▶ _EXERCISE PROMPT_
Report how many lines of the listing below include the word "Cash". Give nothing but the number.

▶ _DATA EXCERPTS_
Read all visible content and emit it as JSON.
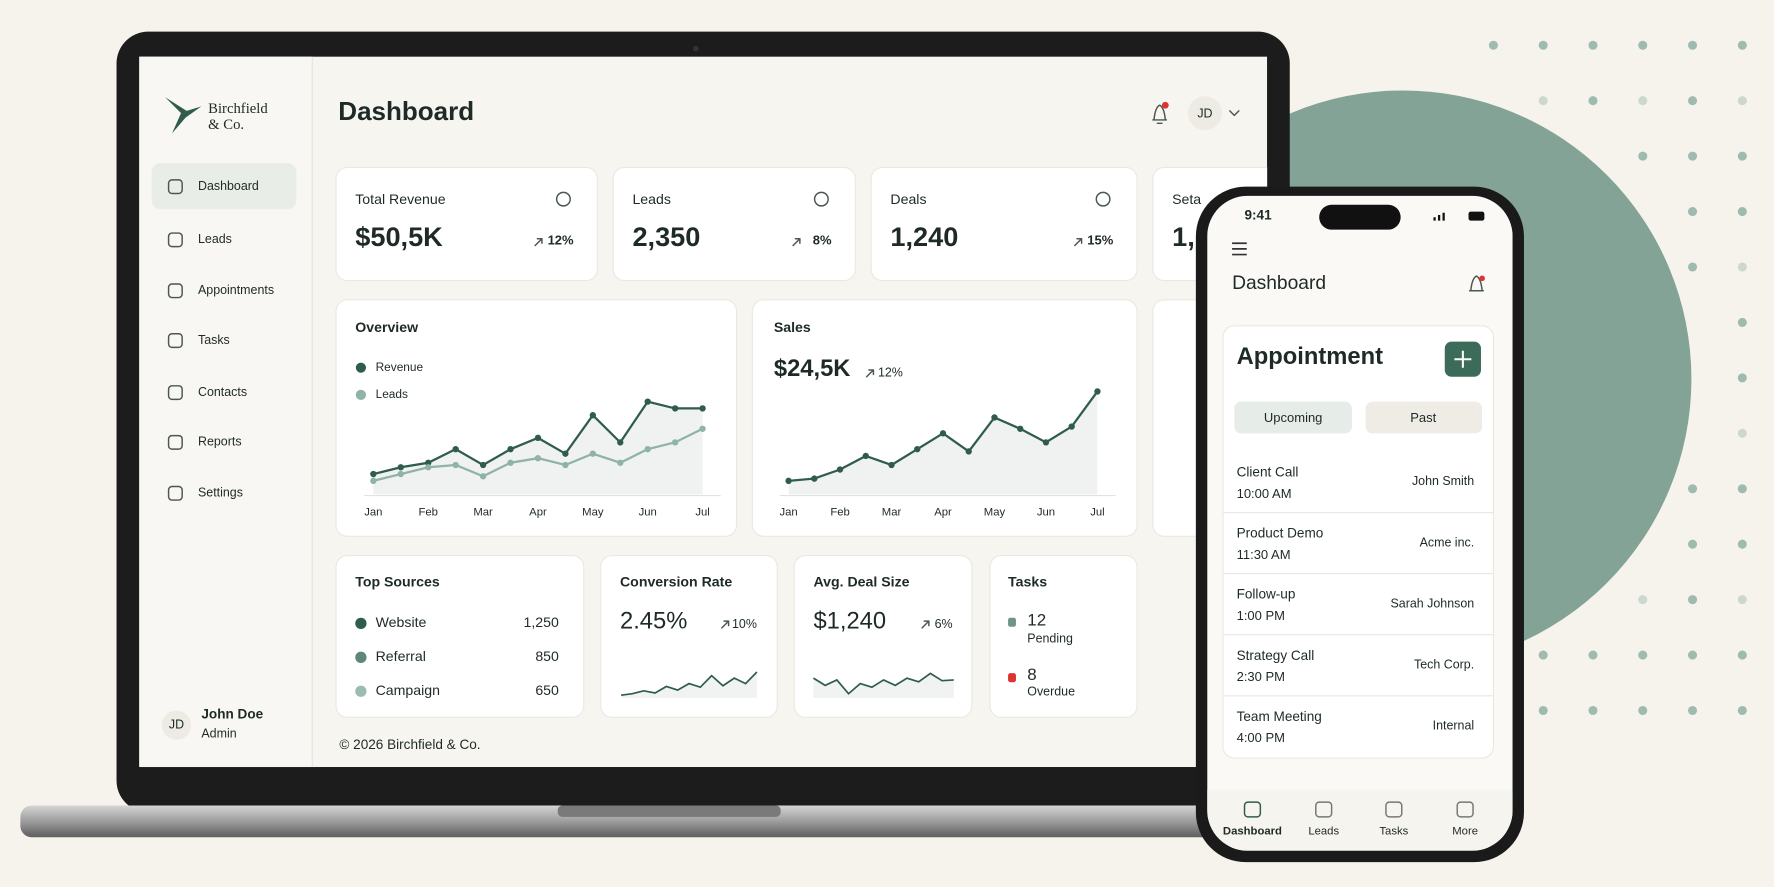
{
  "laptop": {
    "brand": {
      "line1": "Birchfield",
      "line2": "& Co."
    },
    "nav": [
      "Dashboard",
      "Leads",
      "Appointments",
      "Tasks",
      "Contacts",
      "Reports",
      "Settings"
    ],
    "user": {
      "initials": "JD",
      "name": "John Doe",
      "role": "Admin"
    },
    "title": "Dashboard",
    "header_initials": "JD",
    "stats": [
      {
        "label": "Total Revenue",
        "value": "$50,5K",
        "change": "12%"
      },
      {
        "label": "Leads",
        "value": "2,350",
        "change": "8%"
      },
      {
        "label": "Deals",
        "value": "1,240",
        "change": "15%"
      },
      {
        "label": "Seta",
        "value": "1,"
      }
    ],
    "overview": {
      "type": "line",
      "title": "Overview",
      "x": [
        0,
        0.5,
        1,
        1.5,
        2,
        2.5,
        3,
        3.5,
        4,
        4.5,
        5,
        5.5,
        6
      ],
      "xlim": [
        0,
        6
      ],
      "ylim": [
        0,
        100
      ],
      "xticks": [
        {
          "value": 0,
          "label": "Jan"
        },
        {
          "value": 1,
          "label": "Feb"
        },
        {
          "value": 2,
          "label": "Mar"
        },
        {
          "value": 3,
          "label": "Apr"
        },
        {
          "value": 4,
          "label": "May"
        },
        {
          "value": 5,
          "label": "Jun"
        },
        {
          "value": 6,
          "label": "Jul"
        }
      ],
      "series": [
        {
          "name": "Revenue",
          "color": "#2f5c4c",
          "values": [
            18,
            24,
            28,
            40,
            26,
            40,
            50,
            36,
            70,
            46,
            82,
            76,
            76
          ]
        },
        {
          "name": "Leads",
          "color": "#8fb3a5",
          "values": [
            12,
            18,
            24,
            26,
            16,
            28,
            32,
            26,
            36,
            28,
            40,
            46,
            58
          ]
        }
      ]
    },
    "sales": {
      "type": "line",
      "title": "Sales",
      "value": "$24,5K",
      "change": "12%",
      "x": [
        0,
        0.5,
        1,
        1.5,
        2,
        2.5,
        3,
        3.5,
        4,
        4.5,
        5,
        5.5,
        6
      ],
      "xlim": [
        0,
        6
      ],
      "ylim": [
        0,
        100
      ],
      "xticks": [
        {
          "value": 0,
          "label": "Jan"
        },
        {
          "value": 1,
          "label": "Feb"
        },
        {
          "value": 2,
          "label": "Mar"
        },
        {
          "value": 3,
          "label": "Apr"
        },
        {
          "value": 4,
          "label": "May"
        },
        {
          "value": 5,
          "label": "Jun"
        },
        {
          "value": 6,
          "label": "Jul"
        }
      ],
      "series": [
        {
          "name": "Sales",
          "color": "#2f5c4c",
          "values": [
            12,
            14,
            22,
            34,
            26,
            40,
            54,
            38,
            68,
            58,
            46,
            60,
            91
          ]
        }
      ]
    },
    "sources": {
      "title": "Top Sources",
      "rows": [
        {
          "name": "Website",
          "value": "1,250",
          "color": "#2f5c4c"
        },
        {
          "name": "Referral",
          "value": "850",
          "color": "#5f8777"
        },
        {
          "name": "Campaign",
          "value": "650",
          "color": "#9dbcb0"
        }
      ]
    },
    "conversion": {
      "title": "Conversion Rate",
      "value": "2.45%",
      "change": "10%",
      "ylim": [
        0,
        100
      ],
      "values": [
        8,
        12,
        20,
        14,
        32,
        22,
        40,
        30,
        62,
        34,
        55,
        40,
        72
      ]
    },
    "deal_size": {
      "title": "Avg. Deal Size",
      "value": "$1,240",
      "change": "6%",
      "ylim": [
        0,
        100
      ],
      "values": [
        55,
        35,
        50,
        12,
        40,
        30,
        50,
        35,
        55,
        45,
        68,
        48,
        50
      ]
    },
    "tasks": {
      "title": "Tasks",
      "pending": {
        "count": "12",
        "label": "Pending"
      },
      "overdue": {
        "count": "8",
        "label": "Overdue"
      }
    },
    "footer": "© 2026 Birchfield & Co."
  },
  "phone": {
    "time": "9:41",
    "title": "Dashboard",
    "card_title": "Appointment",
    "tabs": [
      "Upcoming",
      "Past"
    ],
    "appointments": [
      {
        "title": "Client Call",
        "time": "10:00 AM",
        "who": "John Smith"
      },
      {
        "title": "Product Demo",
        "time": "11:30 AM",
        "who": "Acme inc."
      },
      {
        "title": "Follow-up",
        "time": "1:00 PM",
        "who": "Sarah Johnson"
      },
      {
        "title": "Strategy Call",
        "time": "2:30 PM",
        "who": "Tech Corp."
      },
      {
        "title": "Team Meeting",
        "time": "4:00 PM",
        "who": "Internal"
      }
    ],
    "nav": [
      "Dashboard",
      "Leads",
      "Tasks",
      "More"
    ]
  }
}
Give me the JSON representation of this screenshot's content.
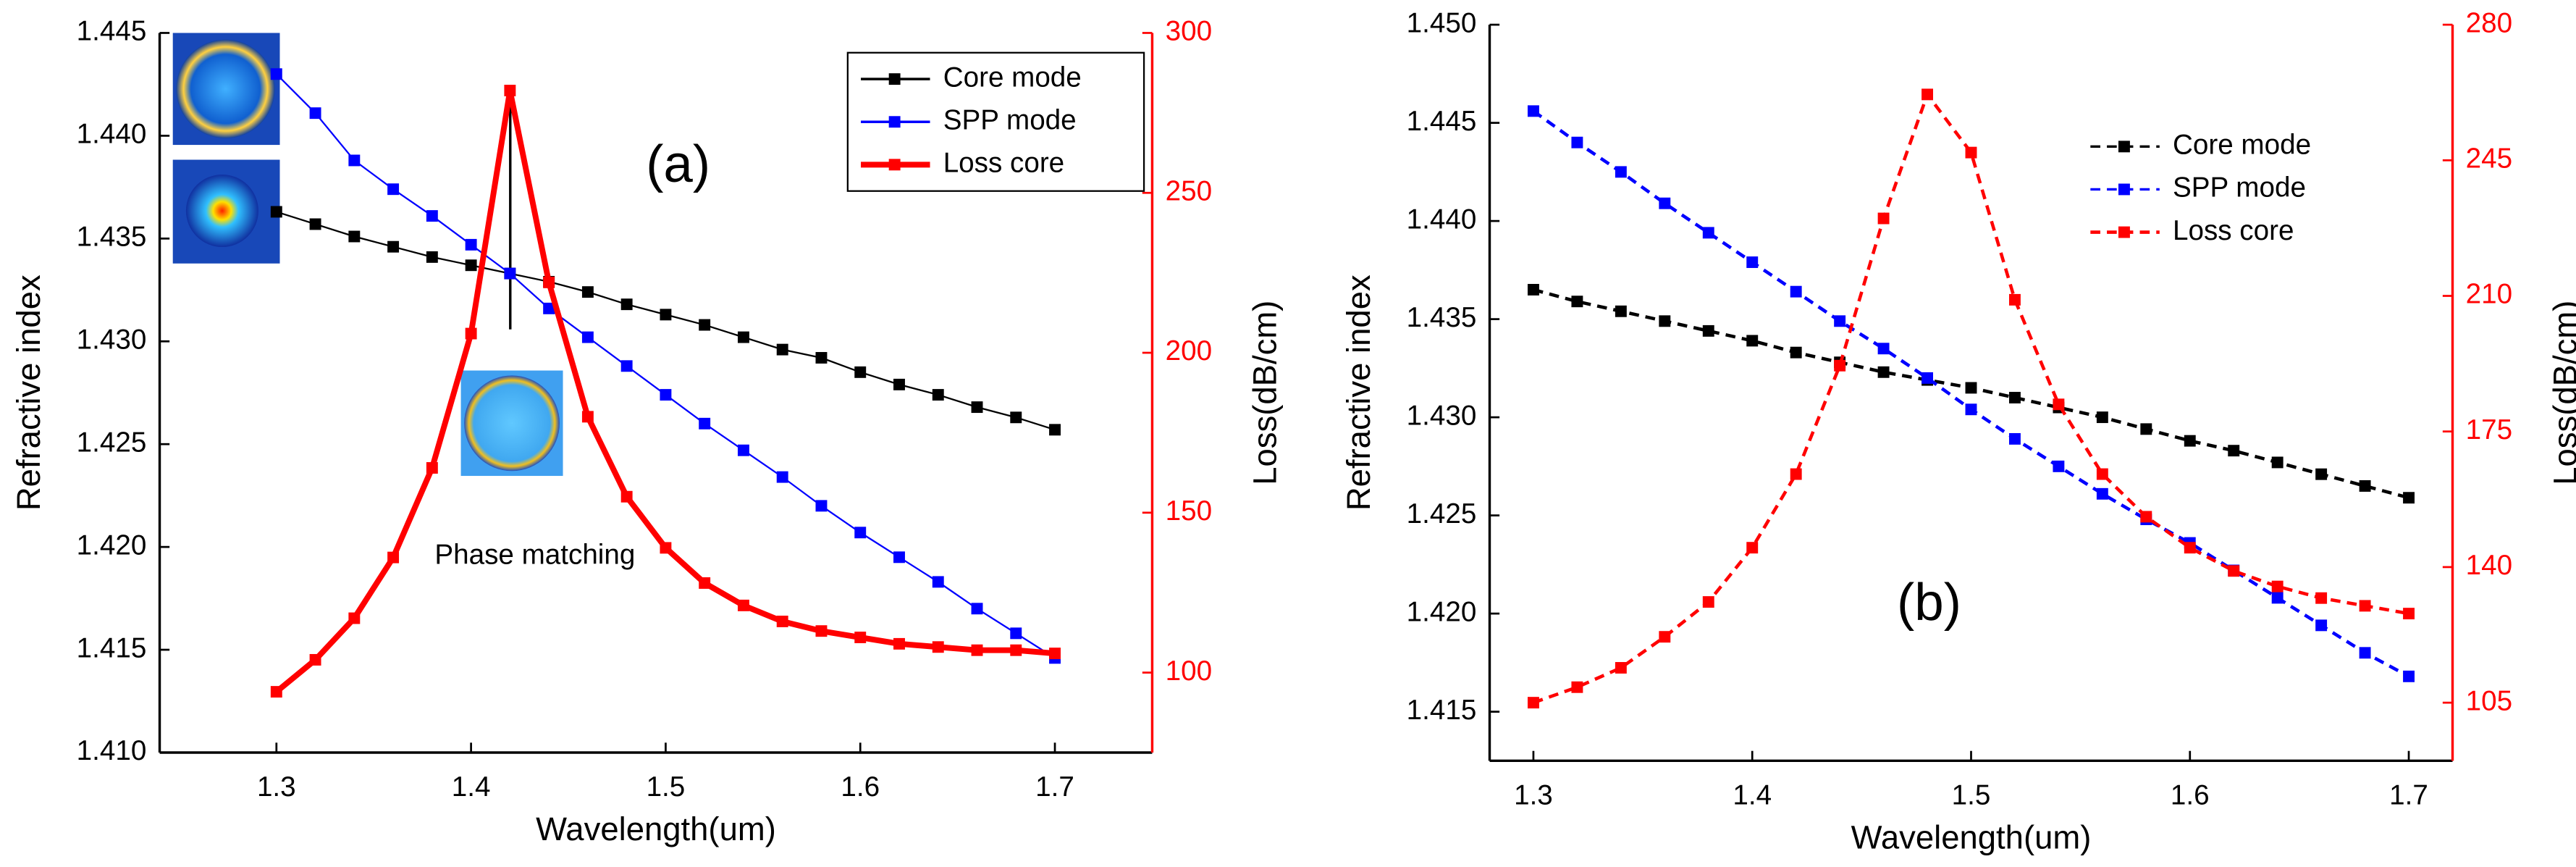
{
  "chart_data": [
    {
      "type": "line",
      "line_style": "solid",
      "legend": "upper right",
      "x_label": "Wavelength(um)",
      "y_label": "Refractive index",
      "y2_label": "Loss(dB/cm)",
      "annotations": [
        "(a)",
        "Phase matching"
      ],
      "xlim": [
        1.24,
        1.75
      ],
      "xticks": [
        1.3,
        1.4,
        1.5,
        1.6,
        1.7
      ],
      "ylim": [
        1.41,
        1.445
      ],
      "yticks": [
        {
          "value": 1.41,
          "label": "1.410"
        },
        {
          "value": 1.415,
          "label": "1.415"
        },
        {
          "value": 1.42,
          "label": "1.420"
        },
        {
          "value": 1.425,
          "label": "1.425"
        },
        {
          "value": 1.43,
          "label": "1.430"
        },
        {
          "value": 1.435,
          "label": "1.435"
        },
        {
          "value": 1.44,
          "label": "1.440"
        },
        {
          "value": 1.445,
          "label": "1.445"
        }
      ],
      "y2lim": [
        75,
        300
      ],
      "y2ticks": [
        100,
        150,
        200,
        250,
        300
      ],
      "x": [
        1.3,
        1.32,
        1.34,
        1.36,
        1.38,
        1.4,
        1.42,
        1.44,
        1.46,
        1.48,
        1.5,
        1.52,
        1.54,
        1.56,
        1.58,
        1.6,
        1.62,
        1.64,
        1.66,
        1.68,
        1.7
      ],
      "series": [
        {
          "name": "Core mode",
          "color": "#000000",
          "values": [
            1.4363,
            1.4357,
            1.4351,
            1.4346,
            1.4341,
            1.4337,
            1.4333,
            1.4329,
            1.4324,
            1.4318,
            1.4313,
            1.4308,
            1.4302,
            1.4296,
            1.4292,
            1.4285,
            1.4279,
            1.4274,
            1.4268,
            1.4263,
            1.4257
          ]
        },
        {
          "name": "SPP mode",
          "color": "#0000ff",
          "values": [
            1.443,
            1.4411,
            1.4388,
            1.4374,
            1.4361,
            1.4347,
            1.4333,
            1.4316,
            1.4302,
            1.4288,
            1.4274,
            1.426,
            1.4247,
            1.4234,
            1.422,
            1.4207,
            1.4195,
            1.4183,
            1.417,
            1.4158,
            1.4146
          ]
        },
        {
          "name": "Loss core",
          "color": "#ff0000",
          "axis": "y2",
          "values": [
            94,
            104,
            117,
            136,
            164,
            206,
            282,
            222,
            180,
            155,
            139,
            128,
            121,
            116,
            113,
            111,
            109,
            108,
            107,
            107,
            106
          ]
        }
      ]
    },
    {
      "type": "line",
      "line_style": "dashed",
      "legend": "upper right",
      "x_label": "Wavelength(um)",
      "y_label": "Refractive index",
      "y2_label": "Loss(dB/cm)",
      "annotations": [
        "(b)"
      ],
      "xlim": [
        1.28,
        1.72
      ],
      "xticks": [
        1.3,
        1.4,
        1.5,
        1.6,
        1.7
      ],
      "ylim": [
        1.4125,
        1.45
      ],
      "yticks": [
        {
          "value": 1.415,
          "label": "1.415"
        },
        {
          "value": 1.42,
          "label": "1.420"
        },
        {
          "value": 1.425,
          "label": "1.425"
        },
        {
          "value": 1.43,
          "label": "1.430"
        },
        {
          "value": 1.435,
          "label": "1.435"
        },
        {
          "value": 1.44,
          "label": "1.440"
        },
        {
          "value": 1.445,
          "label": "1.445"
        },
        {
          "value": 1.45,
          "label": "1.450"
        }
      ],
      "y2lim": [
        90,
        280
      ],
      "y2ticks": [
        105,
        140,
        175,
        210,
        245,
        280
      ],
      "x": [
        1.3,
        1.32,
        1.34,
        1.36,
        1.38,
        1.4,
        1.42,
        1.44,
        1.46,
        1.48,
        1.5,
        1.52,
        1.54,
        1.56,
        1.58,
        1.6,
        1.62,
        1.64,
        1.66,
        1.68,
        1.7
      ],
      "series": [
        {
          "name": "Core mode",
          "color": "#000000",
          "values": [
            1.4365,
            1.4359,
            1.4354,
            1.4349,
            1.4344,
            1.4339,
            1.4333,
            1.4328,
            1.4323,
            1.4319,
            1.4315,
            1.431,
            1.4305,
            1.43,
            1.4294,
            1.4288,
            1.4283,
            1.4277,
            1.4271,
            1.4265,
            1.4259
          ]
        },
        {
          "name": "SPP mode",
          "color": "#0000ff",
          "values": [
            1.4456,
            1.444,
            1.4425,
            1.4409,
            1.4394,
            1.4379,
            1.4364,
            1.4349,
            1.4335,
            1.432,
            1.4304,
            1.4289,
            1.4275,
            1.4261,
            1.4248,
            1.4236,
            1.4222,
            1.4208,
            1.4194,
            1.418,
            1.4168
          ]
        },
        {
          "name": "Loss core",
          "color": "#ff0000",
          "axis": "y2",
          "values": [
            105,
            109,
            114,
            122,
            131,
            145,
            164,
            192,
            230,
            262,
            247,
            209,
            182,
            164,
            153,
            145,
            139,
            135,
            132,
            130,
            128
          ]
        }
      ]
    }
  ]
}
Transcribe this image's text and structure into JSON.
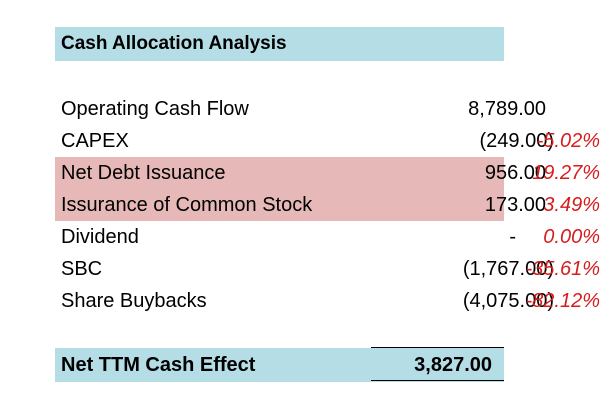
{
  "title": "Cash Allocation Analysis",
  "rows": [
    {
      "label": "Operating Cash Flow",
      "value": "8,789.00",
      "pct": ""
    },
    {
      "label": "CAPEX",
      "value": "(249.00)",
      "pct": "-5.02%"
    },
    {
      "label": "Net Debt Issuance",
      "value": "956.00",
      "pct": "19.27%"
    },
    {
      "label": "Issurance of Common Stock",
      "value": "173.00",
      "pct": "3.49%"
    },
    {
      "label": "Dividend",
      "value": "-",
      "pct": "0.00%"
    },
    {
      "label": "SBC",
      "value": "(1,767.00)",
      "pct": "-35.61%"
    },
    {
      "label": "Share Buybacks",
      "value": "(4,075.00)",
      "pct": "-82.12%"
    }
  ],
  "total": {
    "label": "Net TTM Cash Effect",
    "value": "3,827.00"
  },
  "colors": {
    "header_fill": "#b4dde6",
    "highlight_fill": "#e6b8b8",
    "percent_text": "#d81c1c"
  }
}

▶ _RESPONSE TO THIS TASK_
3